采用SPSS 16.0和GraphPad Prism 5.0软件进行统计学分析。t检验用于比较组间差异。以P＜0.05为差异具有统计学意义。

2 结果

2.1 MEX3A在NSCLC中高表达

本研究对在云南省肿瘤医院收集的15例宣威地区肺癌样本（癌和癌旁组织）进行mRNA 转录组芯片分析（表2），共筛选出2 724个差异表达的基因，606个基因的mRNA表达水平显著上调，2 118个基因的mRNA表达水平显著下调。表达上调的基因中，MEX3A、ARHGAP40、GPR110、FLJ13744、PSAT1、B3GNT6、FUT2、MND1、CXCL13、MUC21 上调倍数均高于6倍（P＜0.05，表3）。通过筛查基因背景后，选择表达效果明显的MEX3A基因（P＜0.01，表3）作为研究对象。对TCGA数据库数据进行统计分析显示，与正常组织（n=20）相比，MEX3A mRNA 在肺腺癌组织（n=226）中显著高表达（P＜0.001，图1A）。

qRT-PCR结果显示，与癌旁细胞系BEAS-2B 相比，A549、NCI-H292 细胞系中MEX3A mRNA表达水平显著高于BEAS-2B（P＜0.001，图1B）。此外，qRTPCR结果显示沉默MEX3A（siMEX3A）后，A549和NCI-H292的MEX3A的mRNA表达水平显著降低（P＜0.001，图1C）。

表2 新鲜组织样本临床病理资料

表3 mRNA转录组芯片筛选出在NSCLC中上调的mRNAs

图1 MEX3A在NSCLC中高表达

2.2 沉默MEX3A对NSCLC增殖的影响

CCK8试验结果显示，与阴性对照组（siNC）相比，沉默MEX3A后，A549和NCI-H292的增殖能力均被显著抑制（P＜0.05，图2）。

2.3 沉默MEX3A对NSCLC侵袭及迁移的影响

Transwell试验结果显示，与阴性对照组相比，沉默MEX3A后A549和NCI-H292细胞的侵袭（P＜0.001）及迁移（P＜0.001）能力均明显减弱（图3）。

2.4 沉默MEX3A对NSCLC凋亡的影响

流式细胞试验结果显示，MEX3A被沉默后促进A549（P＜0.05）和NCI-H292（P＜0.001）的凋亡（图4）。

2.5 沉默MEX3A对NSCLC周期的影响

流式细胞试验结果显示，沉默MEX3A后A549及NCI-H292中G2/M期细胞明显增多，细胞周期均被阻滞于G2/M期（P＜0.001，图5）。

记录摘录
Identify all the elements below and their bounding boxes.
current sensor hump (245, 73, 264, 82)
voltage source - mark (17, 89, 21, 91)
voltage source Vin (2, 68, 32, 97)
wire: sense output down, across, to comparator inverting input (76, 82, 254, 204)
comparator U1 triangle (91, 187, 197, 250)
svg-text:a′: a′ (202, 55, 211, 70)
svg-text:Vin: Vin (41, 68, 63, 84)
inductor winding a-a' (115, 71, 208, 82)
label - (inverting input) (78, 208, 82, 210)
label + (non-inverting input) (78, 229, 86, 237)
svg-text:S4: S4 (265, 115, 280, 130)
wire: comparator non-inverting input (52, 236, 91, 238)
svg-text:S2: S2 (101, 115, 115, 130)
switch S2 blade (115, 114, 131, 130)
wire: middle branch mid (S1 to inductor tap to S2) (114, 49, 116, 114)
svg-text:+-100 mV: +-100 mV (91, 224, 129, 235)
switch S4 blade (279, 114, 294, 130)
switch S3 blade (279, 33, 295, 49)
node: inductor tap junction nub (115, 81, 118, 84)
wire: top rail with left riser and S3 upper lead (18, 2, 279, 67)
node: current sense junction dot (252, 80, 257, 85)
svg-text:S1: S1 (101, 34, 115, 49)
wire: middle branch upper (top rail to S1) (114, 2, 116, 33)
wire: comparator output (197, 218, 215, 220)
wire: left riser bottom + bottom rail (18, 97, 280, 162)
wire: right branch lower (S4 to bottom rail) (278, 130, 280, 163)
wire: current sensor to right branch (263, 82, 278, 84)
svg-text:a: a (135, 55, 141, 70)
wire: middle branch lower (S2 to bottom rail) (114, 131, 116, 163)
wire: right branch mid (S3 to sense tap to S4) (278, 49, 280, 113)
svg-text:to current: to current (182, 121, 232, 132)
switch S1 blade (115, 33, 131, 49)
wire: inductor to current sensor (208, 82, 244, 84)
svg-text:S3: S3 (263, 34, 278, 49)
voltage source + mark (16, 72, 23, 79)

任务说明
1. 请把节选中从“2.3 沉默MEX3A对NSCLC侵袭及迁移的影响”到“期（P＜0.001，图5）。”（含首尾）的部分原样抄写出来。
2. 根据节选，mRNA转录组芯片分析共筛选出多少个差异表达的基因？

各题答案
1.
2.3 沉默MEX3A对NSCLC侵袭及迁移的影响

Transwell试验结果显示，与阴性对照组相比，沉默MEX3A后A549和NCI-H292细胞的侵袭（P＜0.001）及迁移（P＜0.001）能力均明显减弱（图3）。

2.4 沉默MEX3A对NSCLC凋亡的影响

流式细胞试验结果显示，MEX3A被沉默后促进A549（P＜0.05）和NCI-H292（P＜0.001）的凋亡（图4）。

2.5 沉默MEX3A对NSCLC周期的影响

流式细胞试验结果显示，沉默MEX3A后A549及NCI-H292中G2/M期细胞明显增多，细胞周期均被阻滞于G2/M期（P＜0.001，图5）。

2. 2 724个。